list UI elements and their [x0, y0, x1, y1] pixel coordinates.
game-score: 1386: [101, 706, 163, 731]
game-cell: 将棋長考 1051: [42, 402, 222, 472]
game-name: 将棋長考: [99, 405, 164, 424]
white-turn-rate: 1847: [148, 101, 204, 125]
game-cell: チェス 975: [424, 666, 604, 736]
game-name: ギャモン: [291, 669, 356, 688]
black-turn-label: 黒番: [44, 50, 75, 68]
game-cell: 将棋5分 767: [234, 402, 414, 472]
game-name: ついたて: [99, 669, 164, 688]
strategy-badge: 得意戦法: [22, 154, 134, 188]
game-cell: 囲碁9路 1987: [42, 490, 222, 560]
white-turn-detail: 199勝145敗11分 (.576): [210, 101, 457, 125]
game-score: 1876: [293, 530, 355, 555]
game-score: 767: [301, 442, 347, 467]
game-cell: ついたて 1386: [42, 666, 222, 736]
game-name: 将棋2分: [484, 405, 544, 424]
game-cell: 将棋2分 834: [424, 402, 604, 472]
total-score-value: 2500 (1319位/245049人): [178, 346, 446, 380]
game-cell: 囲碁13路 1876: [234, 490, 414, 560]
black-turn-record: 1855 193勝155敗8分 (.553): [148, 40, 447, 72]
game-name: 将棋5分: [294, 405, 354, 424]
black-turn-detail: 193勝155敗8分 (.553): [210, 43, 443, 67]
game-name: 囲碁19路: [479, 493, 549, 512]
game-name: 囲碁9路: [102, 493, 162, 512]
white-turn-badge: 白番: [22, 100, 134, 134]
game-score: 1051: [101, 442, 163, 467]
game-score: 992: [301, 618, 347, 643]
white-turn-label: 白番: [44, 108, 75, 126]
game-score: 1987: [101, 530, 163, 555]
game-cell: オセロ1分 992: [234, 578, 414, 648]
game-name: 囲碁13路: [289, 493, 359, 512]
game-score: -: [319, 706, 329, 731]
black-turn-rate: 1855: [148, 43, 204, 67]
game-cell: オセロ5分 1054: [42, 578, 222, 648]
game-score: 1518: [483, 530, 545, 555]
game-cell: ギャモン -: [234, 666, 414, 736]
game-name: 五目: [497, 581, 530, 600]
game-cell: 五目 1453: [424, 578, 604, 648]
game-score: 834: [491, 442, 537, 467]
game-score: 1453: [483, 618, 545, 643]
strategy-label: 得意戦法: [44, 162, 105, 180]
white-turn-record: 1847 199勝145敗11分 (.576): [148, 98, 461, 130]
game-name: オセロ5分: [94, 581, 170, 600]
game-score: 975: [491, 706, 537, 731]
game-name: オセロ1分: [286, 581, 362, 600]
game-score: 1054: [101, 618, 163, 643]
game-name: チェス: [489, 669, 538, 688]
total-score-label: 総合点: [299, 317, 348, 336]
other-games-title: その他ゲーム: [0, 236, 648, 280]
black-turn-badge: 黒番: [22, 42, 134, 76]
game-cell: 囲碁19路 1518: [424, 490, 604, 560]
__________________________________________________
§ **The task**
Rewrite all of the rows above, changing each "game-score" to "game-rating" and leaving everything else as it is.

§ **Output for this exercise**
list UI elements and their [x0, y0, x1, y1] pixel coordinates.
game-rating: 1386: [101, 706, 163, 731]
game-cell: 将棋長考 1051: [42, 402, 222, 472]
game-name: 将棋長考: [99, 405, 164, 424]
white-turn-rate: 1847: [148, 101, 204, 125]
game-cell: チェス 975: [424, 666, 604, 736]
game-name: ギャモン: [291, 669, 356, 688]
black-turn-label: 黒番: [44, 50, 75, 68]
game-cell: 将棋5分 767: [234, 402, 414, 472]
game-name: ついたて: [99, 669, 164, 688]
strategy-badge: 得意戦法: [22, 154, 134, 188]
game-cell: 囲碁9路 1987: [42, 490, 222, 560]
white-turn-detail: 199勝145敗11分 (.576): [210, 101, 457, 125]
game-rating: 1876: [293, 530, 355, 555]
game-rating: 767: [301, 442, 347, 467]
game-cell: ついたて 1386: [42, 666, 222, 736]
game-name: 将棋2分: [484, 405, 544, 424]
game-cell: 将棋2分 834: [424, 402, 604, 472]
total-score-value: 2500 (1319位/245049人): [178, 346, 446, 380]
game-cell: 囲碁13路 1876: [234, 490, 414, 560]
black-turn-record: 1855 193勝155敗8分 (.553): [148, 40, 447, 72]
game-name: 将棋5分: [294, 405, 354, 424]
black-turn-detail: 193勝155敗8分 (.553): [210, 43, 443, 67]
game-name: 囲碁19路: [479, 493, 549, 512]
game-name: 囲碁9路: [102, 493, 162, 512]
white-turn-badge: 白番: [22, 100, 134, 134]
game-rating: 1051: [101, 442, 163, 467]
game-rating: 992: [301, 618, 347, 643]
white-turn-label: 白番: [44, 108, 75, 126]
game-rating: 1987: [101, 530, 163, 555]
game-cell: オセロ1分 992: [234, 578, 414, 648]
game-name: 囲碁13路: [289, 493, 359, 512]
game-rating: -: [319, 706, 329, 731]
black-turn-rate: 1855: [148, 43, 204, 67]
game-cell: オセロ5分 1054: [42, 578, 222, 648]
game-rating: 1518: [483, 530, 545, 555]
game-cell: ギャモン -: [234, 666, 414, 736]
game-name: 五目: [497, 581, 530, 600]
game-cell: 五目 1453: [424, 578, 604, 648]
game-rating: 834: [491, 442, 537, 467]
game-rating: 1453: [483, 618, 545, 643]
strategy-label: 得意戦法: [44, 162, 105, 180]
white-turn-record: 1847 199勝145敗11分 (.576): [148, 98, 461, 130]
game-name: オセロ5分: [94, 581, 170, 600]
game-rating: 975: [491, 706, 537, 731]
game-name: オセロ1分: [286, 581, 362, 600]
game-rating: 1054: [101, 618, 163, 643]
game-name: チェス: [489, 669, 538, 688]
total-score-label: 総合点: [299, 317, 348, 336]
other-games-title: その他ゲーム: [0, 236, 648, 280]
black-turn-badge: 黒番: [22, 42, 134, 76]
game-cell: 囲碁19路 1518: [424, 490, 604, 560]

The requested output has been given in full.